Objective: Copy all lines that contain the word "level".

[Recorded data]
· · · ·

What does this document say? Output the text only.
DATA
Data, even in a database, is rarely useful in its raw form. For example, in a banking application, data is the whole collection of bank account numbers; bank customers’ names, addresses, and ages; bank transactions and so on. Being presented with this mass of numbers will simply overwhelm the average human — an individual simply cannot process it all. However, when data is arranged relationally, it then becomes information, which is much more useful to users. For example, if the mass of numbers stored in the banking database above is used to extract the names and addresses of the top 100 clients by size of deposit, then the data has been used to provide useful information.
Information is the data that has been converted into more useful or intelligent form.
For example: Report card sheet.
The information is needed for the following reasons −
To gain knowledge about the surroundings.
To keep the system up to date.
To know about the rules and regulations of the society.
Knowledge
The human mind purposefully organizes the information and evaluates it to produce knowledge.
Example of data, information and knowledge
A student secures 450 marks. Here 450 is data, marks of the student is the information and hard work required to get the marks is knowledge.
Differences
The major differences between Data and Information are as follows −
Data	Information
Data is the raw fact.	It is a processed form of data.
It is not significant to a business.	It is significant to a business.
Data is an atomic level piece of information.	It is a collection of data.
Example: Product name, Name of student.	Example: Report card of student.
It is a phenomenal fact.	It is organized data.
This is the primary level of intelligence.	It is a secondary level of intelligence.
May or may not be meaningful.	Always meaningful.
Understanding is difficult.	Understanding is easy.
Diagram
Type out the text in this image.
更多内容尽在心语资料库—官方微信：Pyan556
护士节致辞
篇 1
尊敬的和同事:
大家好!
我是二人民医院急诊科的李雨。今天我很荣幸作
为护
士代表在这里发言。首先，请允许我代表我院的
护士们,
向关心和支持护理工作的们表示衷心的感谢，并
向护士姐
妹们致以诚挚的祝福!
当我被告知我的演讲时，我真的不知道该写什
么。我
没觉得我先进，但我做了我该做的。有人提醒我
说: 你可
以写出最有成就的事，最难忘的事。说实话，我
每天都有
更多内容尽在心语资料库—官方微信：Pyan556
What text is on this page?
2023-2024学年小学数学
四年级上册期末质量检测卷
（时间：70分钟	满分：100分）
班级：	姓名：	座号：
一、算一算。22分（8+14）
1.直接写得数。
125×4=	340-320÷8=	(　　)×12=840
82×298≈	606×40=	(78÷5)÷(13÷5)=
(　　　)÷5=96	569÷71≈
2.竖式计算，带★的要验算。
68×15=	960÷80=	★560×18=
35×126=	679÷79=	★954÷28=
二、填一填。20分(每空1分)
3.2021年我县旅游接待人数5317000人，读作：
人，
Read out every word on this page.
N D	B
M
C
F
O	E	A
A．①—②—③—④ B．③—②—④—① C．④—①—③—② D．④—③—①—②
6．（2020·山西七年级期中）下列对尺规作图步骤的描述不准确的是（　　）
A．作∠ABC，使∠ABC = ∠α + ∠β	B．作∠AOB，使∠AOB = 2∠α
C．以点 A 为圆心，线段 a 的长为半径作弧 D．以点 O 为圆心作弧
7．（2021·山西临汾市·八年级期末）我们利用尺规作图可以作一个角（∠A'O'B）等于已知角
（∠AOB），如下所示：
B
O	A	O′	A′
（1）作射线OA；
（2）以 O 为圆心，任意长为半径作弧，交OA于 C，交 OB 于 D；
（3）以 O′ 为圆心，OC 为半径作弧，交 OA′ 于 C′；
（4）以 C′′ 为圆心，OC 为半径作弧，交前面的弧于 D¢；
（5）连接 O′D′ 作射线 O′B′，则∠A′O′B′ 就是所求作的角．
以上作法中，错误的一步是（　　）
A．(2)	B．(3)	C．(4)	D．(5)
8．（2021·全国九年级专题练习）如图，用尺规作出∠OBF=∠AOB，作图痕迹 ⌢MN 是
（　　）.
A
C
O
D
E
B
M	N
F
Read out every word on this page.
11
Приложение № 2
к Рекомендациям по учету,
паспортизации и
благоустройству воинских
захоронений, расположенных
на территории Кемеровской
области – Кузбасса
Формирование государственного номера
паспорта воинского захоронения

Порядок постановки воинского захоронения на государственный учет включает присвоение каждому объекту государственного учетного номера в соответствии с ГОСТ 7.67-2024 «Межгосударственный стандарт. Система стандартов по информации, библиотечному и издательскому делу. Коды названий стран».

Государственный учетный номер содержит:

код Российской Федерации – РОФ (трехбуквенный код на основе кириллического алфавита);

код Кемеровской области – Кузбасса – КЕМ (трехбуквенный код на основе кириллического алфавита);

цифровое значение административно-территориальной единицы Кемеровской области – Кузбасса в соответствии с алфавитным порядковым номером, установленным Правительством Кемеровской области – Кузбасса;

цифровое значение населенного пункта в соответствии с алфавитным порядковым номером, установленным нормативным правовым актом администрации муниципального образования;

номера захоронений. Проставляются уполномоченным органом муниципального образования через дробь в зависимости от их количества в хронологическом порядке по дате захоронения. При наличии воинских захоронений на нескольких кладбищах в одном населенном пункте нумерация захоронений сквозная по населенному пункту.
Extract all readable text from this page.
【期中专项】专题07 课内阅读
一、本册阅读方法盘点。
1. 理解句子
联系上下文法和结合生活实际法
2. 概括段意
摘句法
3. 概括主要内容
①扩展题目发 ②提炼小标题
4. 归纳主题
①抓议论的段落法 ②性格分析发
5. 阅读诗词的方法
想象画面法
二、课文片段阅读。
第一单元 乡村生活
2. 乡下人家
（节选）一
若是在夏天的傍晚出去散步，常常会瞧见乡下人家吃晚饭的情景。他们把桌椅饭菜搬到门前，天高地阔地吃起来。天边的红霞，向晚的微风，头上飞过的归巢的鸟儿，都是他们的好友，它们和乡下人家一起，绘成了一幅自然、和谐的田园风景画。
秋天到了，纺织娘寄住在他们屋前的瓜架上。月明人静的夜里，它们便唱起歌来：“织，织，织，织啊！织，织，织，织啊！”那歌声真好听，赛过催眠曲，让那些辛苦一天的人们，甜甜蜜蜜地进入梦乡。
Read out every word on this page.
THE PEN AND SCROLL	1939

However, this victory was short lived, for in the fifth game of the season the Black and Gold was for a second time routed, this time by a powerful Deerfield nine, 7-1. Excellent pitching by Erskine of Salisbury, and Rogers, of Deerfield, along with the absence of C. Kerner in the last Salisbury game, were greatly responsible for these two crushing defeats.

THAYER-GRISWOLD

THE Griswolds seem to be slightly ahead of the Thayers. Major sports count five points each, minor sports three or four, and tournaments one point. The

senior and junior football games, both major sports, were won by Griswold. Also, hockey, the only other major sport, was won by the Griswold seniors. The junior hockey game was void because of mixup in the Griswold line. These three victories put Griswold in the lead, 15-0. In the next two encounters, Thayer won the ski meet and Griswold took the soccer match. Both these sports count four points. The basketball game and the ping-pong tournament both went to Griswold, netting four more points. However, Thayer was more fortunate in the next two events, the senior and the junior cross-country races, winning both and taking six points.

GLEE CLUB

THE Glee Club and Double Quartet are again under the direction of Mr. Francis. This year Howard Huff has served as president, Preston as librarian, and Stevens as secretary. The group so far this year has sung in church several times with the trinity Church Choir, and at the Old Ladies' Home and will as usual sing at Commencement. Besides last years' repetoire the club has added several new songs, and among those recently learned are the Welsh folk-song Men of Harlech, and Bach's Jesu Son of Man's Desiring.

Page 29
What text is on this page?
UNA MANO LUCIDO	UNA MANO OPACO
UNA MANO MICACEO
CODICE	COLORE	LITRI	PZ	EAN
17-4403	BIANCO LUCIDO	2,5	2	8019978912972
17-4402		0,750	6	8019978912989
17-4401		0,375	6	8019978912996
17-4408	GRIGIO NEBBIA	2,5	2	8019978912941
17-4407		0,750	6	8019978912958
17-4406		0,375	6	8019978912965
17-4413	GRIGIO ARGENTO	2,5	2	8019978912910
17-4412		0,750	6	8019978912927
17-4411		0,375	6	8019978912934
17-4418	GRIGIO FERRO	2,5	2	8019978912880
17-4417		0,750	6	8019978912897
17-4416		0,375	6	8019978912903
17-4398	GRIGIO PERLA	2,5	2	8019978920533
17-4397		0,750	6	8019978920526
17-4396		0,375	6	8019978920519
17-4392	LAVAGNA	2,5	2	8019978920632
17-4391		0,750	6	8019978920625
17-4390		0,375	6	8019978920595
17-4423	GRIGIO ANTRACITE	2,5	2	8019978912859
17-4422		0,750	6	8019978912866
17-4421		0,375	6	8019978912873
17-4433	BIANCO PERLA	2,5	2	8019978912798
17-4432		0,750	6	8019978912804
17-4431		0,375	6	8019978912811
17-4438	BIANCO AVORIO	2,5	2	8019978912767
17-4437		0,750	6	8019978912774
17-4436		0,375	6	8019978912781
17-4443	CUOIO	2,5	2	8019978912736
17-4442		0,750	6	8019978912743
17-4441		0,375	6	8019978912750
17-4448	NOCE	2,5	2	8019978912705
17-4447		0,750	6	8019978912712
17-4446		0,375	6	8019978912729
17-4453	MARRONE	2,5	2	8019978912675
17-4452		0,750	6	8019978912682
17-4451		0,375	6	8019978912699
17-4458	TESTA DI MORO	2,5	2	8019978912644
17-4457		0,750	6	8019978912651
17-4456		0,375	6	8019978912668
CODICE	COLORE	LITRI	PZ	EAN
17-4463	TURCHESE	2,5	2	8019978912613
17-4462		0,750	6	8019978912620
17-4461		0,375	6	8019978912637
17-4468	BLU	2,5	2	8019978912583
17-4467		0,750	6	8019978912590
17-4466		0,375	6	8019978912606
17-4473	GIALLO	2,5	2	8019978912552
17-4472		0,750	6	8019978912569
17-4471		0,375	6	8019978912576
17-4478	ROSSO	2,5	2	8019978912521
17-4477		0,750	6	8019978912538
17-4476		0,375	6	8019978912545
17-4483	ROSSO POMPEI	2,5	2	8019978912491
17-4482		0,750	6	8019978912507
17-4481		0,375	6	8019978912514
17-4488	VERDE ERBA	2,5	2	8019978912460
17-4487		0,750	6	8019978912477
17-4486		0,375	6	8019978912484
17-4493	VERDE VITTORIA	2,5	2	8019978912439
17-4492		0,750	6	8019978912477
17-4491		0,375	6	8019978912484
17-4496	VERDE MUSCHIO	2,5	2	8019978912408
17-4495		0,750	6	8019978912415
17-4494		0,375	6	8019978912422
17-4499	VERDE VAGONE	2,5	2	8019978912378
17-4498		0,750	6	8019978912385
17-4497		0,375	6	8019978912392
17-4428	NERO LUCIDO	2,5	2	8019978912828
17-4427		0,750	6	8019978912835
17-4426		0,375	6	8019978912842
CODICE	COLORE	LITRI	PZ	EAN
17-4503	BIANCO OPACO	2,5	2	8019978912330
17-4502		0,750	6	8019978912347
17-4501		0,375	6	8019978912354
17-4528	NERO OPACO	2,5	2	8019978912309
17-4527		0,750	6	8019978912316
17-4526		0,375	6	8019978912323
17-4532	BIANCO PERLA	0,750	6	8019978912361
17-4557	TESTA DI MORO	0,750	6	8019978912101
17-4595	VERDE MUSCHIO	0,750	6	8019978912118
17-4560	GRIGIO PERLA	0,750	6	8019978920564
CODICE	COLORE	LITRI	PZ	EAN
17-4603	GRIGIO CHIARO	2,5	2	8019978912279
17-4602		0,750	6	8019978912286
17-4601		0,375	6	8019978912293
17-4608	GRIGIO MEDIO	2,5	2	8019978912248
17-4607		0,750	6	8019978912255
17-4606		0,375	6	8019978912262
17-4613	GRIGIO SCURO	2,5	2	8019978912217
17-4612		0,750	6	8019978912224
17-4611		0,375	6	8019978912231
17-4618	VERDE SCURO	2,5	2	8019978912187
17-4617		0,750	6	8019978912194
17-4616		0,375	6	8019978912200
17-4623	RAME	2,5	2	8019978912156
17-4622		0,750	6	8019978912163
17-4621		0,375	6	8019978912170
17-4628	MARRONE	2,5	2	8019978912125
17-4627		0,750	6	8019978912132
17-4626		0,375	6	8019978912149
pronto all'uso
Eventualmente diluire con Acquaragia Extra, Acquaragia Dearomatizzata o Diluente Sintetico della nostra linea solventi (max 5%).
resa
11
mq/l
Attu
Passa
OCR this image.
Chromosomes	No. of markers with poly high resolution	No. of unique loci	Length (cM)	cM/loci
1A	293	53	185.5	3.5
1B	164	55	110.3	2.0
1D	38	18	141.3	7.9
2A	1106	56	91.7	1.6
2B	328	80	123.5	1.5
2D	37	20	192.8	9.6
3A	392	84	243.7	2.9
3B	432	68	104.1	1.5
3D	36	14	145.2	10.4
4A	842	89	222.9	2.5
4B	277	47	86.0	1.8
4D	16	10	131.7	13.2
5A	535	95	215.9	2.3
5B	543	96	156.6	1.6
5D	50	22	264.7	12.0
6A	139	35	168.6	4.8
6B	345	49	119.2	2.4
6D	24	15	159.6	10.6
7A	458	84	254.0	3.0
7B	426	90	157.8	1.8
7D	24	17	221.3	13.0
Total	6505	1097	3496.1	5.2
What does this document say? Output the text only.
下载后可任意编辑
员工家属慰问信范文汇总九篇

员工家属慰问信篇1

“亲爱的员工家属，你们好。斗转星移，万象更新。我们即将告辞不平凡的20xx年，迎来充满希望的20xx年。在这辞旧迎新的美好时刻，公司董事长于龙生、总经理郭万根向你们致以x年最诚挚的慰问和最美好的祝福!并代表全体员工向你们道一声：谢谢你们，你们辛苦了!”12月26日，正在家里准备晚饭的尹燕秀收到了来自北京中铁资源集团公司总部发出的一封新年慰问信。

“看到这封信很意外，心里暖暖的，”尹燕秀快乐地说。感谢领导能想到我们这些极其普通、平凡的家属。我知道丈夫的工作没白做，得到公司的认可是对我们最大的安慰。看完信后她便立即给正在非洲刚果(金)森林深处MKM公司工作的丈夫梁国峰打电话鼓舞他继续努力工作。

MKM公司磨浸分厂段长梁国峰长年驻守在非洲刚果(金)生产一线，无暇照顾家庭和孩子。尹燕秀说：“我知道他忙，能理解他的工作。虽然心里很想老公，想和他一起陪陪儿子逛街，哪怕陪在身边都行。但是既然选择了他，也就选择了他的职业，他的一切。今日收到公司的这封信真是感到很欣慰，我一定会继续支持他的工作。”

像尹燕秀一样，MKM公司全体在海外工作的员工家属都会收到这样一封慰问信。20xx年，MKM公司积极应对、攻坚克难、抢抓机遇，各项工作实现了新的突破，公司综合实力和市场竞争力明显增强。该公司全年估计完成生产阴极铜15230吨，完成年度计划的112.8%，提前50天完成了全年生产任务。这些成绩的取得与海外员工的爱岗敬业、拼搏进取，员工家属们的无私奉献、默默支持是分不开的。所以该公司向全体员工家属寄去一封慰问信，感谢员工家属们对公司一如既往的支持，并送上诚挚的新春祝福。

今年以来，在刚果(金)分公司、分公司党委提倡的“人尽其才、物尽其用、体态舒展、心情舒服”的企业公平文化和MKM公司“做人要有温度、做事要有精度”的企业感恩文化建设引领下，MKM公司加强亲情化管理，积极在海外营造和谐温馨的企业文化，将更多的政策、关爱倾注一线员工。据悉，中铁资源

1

· · · ·

Result of this task:
Data is an atomic level piece of information.	It is a collection of data.
This is the primary level of intelligence.	It is a secondary level of intelligence.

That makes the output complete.